-------- Record list

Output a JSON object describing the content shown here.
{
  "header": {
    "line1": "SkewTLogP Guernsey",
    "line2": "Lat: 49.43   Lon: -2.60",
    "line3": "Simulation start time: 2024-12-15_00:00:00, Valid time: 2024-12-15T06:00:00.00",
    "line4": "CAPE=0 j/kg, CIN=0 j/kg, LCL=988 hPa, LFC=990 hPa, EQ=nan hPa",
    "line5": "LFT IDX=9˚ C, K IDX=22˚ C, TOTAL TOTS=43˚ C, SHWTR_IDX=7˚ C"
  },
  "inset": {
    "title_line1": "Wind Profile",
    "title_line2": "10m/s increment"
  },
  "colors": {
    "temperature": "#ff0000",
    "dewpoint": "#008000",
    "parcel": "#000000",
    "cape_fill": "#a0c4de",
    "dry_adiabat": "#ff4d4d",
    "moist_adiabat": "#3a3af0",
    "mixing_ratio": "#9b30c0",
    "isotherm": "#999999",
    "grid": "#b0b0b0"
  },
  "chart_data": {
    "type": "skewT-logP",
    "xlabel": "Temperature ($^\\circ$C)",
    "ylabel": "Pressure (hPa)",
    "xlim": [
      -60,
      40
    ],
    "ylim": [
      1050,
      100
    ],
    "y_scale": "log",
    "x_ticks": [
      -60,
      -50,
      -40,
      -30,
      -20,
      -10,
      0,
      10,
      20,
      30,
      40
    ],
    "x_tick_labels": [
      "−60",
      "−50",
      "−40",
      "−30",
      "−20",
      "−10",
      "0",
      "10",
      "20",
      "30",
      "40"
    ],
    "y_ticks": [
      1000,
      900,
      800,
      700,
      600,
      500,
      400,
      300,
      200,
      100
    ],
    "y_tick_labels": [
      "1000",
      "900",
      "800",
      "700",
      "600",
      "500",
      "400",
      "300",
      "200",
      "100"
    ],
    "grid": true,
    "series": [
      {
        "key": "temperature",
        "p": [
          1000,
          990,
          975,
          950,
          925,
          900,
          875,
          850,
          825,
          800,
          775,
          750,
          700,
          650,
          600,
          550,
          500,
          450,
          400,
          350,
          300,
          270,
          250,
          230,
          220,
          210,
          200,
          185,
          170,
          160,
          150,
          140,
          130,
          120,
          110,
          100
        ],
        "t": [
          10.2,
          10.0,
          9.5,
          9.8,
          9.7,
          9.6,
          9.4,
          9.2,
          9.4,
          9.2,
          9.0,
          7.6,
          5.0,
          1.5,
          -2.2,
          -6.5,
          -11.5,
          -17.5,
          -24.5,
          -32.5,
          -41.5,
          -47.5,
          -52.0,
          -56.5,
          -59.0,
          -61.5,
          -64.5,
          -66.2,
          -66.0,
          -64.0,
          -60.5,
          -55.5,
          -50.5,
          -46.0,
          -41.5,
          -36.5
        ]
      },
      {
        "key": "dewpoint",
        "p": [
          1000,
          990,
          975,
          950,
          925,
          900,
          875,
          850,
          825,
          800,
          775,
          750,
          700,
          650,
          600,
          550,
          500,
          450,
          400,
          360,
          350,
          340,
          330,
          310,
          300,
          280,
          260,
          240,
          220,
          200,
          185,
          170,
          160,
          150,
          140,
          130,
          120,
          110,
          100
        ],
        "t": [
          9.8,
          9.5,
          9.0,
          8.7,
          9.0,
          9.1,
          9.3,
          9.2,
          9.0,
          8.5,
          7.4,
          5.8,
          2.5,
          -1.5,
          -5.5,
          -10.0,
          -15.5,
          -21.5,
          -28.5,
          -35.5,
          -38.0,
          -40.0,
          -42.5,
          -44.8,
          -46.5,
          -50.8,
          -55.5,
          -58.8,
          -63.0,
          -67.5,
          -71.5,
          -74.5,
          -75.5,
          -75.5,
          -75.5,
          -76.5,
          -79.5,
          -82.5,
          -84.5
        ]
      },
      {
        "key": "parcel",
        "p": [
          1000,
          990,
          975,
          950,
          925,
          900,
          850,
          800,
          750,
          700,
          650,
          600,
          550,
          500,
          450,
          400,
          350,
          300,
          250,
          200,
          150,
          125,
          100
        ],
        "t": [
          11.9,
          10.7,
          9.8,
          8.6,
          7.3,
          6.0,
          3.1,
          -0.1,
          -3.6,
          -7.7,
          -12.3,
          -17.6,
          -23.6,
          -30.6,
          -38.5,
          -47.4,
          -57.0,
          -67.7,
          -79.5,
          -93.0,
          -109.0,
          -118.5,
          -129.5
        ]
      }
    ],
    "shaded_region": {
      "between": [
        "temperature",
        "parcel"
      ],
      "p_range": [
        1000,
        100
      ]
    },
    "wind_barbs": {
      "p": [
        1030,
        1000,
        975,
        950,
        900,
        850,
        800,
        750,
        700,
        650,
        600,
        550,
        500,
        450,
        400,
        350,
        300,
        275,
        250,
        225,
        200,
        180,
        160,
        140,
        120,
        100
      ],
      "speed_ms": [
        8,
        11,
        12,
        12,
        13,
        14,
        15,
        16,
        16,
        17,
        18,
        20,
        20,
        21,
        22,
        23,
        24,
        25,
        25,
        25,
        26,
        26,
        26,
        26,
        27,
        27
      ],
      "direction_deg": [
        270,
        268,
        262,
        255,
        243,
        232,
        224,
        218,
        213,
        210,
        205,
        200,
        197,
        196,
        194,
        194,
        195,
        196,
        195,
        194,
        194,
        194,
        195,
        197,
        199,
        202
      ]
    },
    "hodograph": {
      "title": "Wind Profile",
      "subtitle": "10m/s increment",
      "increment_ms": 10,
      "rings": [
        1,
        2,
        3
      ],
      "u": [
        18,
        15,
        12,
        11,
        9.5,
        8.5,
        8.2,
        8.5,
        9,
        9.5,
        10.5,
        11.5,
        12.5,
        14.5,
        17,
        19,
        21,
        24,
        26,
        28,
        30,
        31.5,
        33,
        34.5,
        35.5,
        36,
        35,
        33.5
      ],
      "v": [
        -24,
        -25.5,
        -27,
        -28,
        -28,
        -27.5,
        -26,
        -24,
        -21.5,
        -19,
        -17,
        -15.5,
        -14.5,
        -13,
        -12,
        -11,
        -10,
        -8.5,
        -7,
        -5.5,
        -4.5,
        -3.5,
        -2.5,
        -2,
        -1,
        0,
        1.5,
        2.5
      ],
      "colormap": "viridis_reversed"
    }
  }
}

----------------

• Problem to work on: Can you reproduce all the material exactly?

• Exercise response:
Output a JSON object describing the content shown here.
{
  "header": {
    "line1": "SkewTLogP Guernsey",
    "line2": "Lat: 49.43   Lon: -2.60",
    "line3": "Simulation start time: 2024-12-15_00:00:00, Valid time: 2024-12-15T06:00:00.00",
    "line4": "CAPE=0 j/kg, CIN=0 j/kg, LCL=988 hPa, LFC=990 hPa, EQ=nan hPa",
    "line5": "LFT IDX=9˚ C, K IDX=22˚ C, TOTAL TOTS=43˚ C, SHWTR_IDX=7˚ C"
  },
  "inset": {
    "title_line1": "Wind Profile",
    "title_line2": "10m/s increment"
  },
  "colors": {
    "temperature": "#ff0000",
    "dewpoint": "#008000",
    "parcel": "#000000",
    "cape_fill": "#a0c4de",
    "dry_adiabat": "#ff4d4d",
    "moist_adiabat": "#3a3af0",
    "mixing_ratio": "#9b30c0",
    "isotherm": "#999999",
    "grid": "#b0b0b0"
  },
  "chart_data": {
    "type": "skewT-logP",
    "xlabel": "Temperature ($^\\circ$C)",
    "ylabel": "Pressure (hPa)",
    "xlim": [
      -60,
      40
    ],
    "ylim": [
      1050,
      100
    ],
    "y_scale": "log",
    "x_ticks": [
      -60,
      -50,
      -40,
      -30,
      -20,
      -10,
      0,
      10,
      20,
      30,
      40
    ],
    "x_tick_labels": [
      "−60",
      "−50",
      "−40",
      "−30",
      "−20",
      "−10",
      "0",
      "10",
      "20",
      "30",
      "40"
    ],
    "y_ticks": [
      1000,
      900,
      800,
      700,
      600,
      500,
      400,
      300,
      200,
      100
    ],
    "y_tick_labels": [
      "1000",
      "900",
      "800",
      "700",
      "600",
      "500",
      "400",
      "300",
      "200",
      "100"
    ],
    "grid": true,
    "series": [
      {
        "key": "temperature",
        "p": [
          1000,
          990,
          975,
          950,
          925,
          900,
          875,
          850,
          825,
          800,
          775,
          750,
          700,
          650,
          600,
          550,
          500,
          450,
          400,
          350,
          300,
          270,
          250,
          230,
          220,
          210,
          200,
          185,
          170,
          160,
          150,
          140,
          130,
          120,
          110,
          100
        ],
        "t": [
          10.2,
          10.0,
          9.5,
          9.8,
          9.7,
          9.6,
          9.4,
          9.2,
          9.4,
          9.2,
          9.0,
          7.6,
          5.0,
          1.5,
          -2.2,
          -6.5,
          -11.5,
          -17.5,
          -24.5,
          -32.5,
          -41.5,
          -47.5,
          -52.0,
          -56.5,
          -59.0,
          -61.5,
          -64.5,
          -66.2,
          -66.0,
          -64.0,
          -60.5,
          -55.5,
          -50.5,
          -46.0,
          -41.5,
          -36.5
        ]
      },
      {
        "key": "dewpoint",
        "p": [
          1000,
          990,
          975,
          950,
          925,
          900,
          875,
          850,
          825,
          800,
          775,
          750,
          700,
          650,
          600,
          550,
          500,
          450,
          400,
          360,
          350,
          340,
          330,
          310,
          300,
          280,
          260,
          240,
          220,
          200,
          185,
          170,
          160,
          150,
          140,
          130,
          120,
          110,
          100
        ],
        "t": [
          9.8,
          9.5,
          9.0,
          8.7,
          9.0,
          9.1,
          9.3,
          9.2,
          9.0,
          8.5,
          7.4,
          5.8,
          2.5,
          -1.5,
          -5.5,
          -10.0,
          -15.5,
          -21.5,
          -28.5,
          -35.5,
          -38.0,
          -40.0,
          -42.5,
          -44.8,
          -46.5,
          -50.8,
          -55.5,
          -58.8,
          -63.0,
          -67.5,
          -71.5,
          -74.5,
          -75.5,
          -75.5,
          -75.5,
          -76.5,
          -79.5,
          -82.5,
          -84.5
        ]
      },
      {
        "key": "parcel",
        "p": [
          1000,
          990,
          975,
          950,
          925,
          900,
          850,
          800,
          750,
          700,
          650,
          600,
          550,
          500,
          450,
          400,
          350,
          300,
          250,
          200,
          150,
          125,
          100
        ],
        "t": [
          11.9,
          10.7,
          9.8,
          8.6,
          7.3,
          6.0,
          3.1,
          -0.1,
          -3.6,
          -7.7,
          -12.3,
          -17.6,
          -23.6,
          -30.6,
          -38.5,
          -47.4,
          -57.0,
          -67.7,
          -79.5,
          -93.0,
          -109.0,
          -118.5,
          -129.5
        ]
      }
    ],
    "shaded_region": {
      "between": [
        "temperature",
        "parcel"
      ],
      "p_range": [
        1000,
        100
      ]
    },
    "wind_barbs": {
      "p": [
        1030,
        1000,
        975,
        950,
        900,
        850,
        800,
        750,
        700,
        650,
        600,
        550,
        500,
        450,
        400,
        350,
        300,
        275,
        250,
        225,
        200,
        180,
        160,
        140,
        120,
        100
      ],
      "speed_ms": [
        8,
        11,
        12,
        12,
        13,
        14,
        15,
        16,
        16,
        17,
        18,
        20,
        20,
        21,
        22,
        23,
        24,
        25,
        25,
        25,
        26,
        26,
        26,
        26,
        27,
        27
      ],
      "direction_deg": [
        270,
        268,
        262,
        255,
        243,
        232,
        224,
        218,
        213,
        210,
        205,
        200,
        197,
        196,
        194,
        194,
        195,
        196,
        195,
        194,
        194,
        194,
        195,
        197,
        199,
        202
      ]
    },
    "hodograph": {
      "title": "Wind Profile",
      "subtitle": "10m/s increment",
      "increment_ms": 10,
      "rings": [
        1,
        2,
        3
      ],
      "u": [
        18,
        15,
        12,
        11,
        9.5,
        8.5,
        8.2,
        8.5,
        9,
        9.5,
        10.5,
        11.5,
        12.5,
        14.5,
        17,
        19,
        21,
        24,
        26,
        28,
        30,
        31.5,
        33,
        34.5,
        35.5,
        36,
        35,
        33.5
      ],
      "v": [
        -24,
        -25.5,
        -27,
        -28,
        -28,
        -27.5,
        -26,
        -24,
        -21.5,
        -19,
        -17,
        -15.5,
        -14.5,
        -13,
        -12,
        -11,
        -10,
        -8.5,
        -7,
        -5.5,
        -4.5,
        -3.5,
        -2.5,
        -2,
        -1,
        0,
        1.5,
        2.5
      ],
      "colormap": "viridis_reversed"
    }
  }
}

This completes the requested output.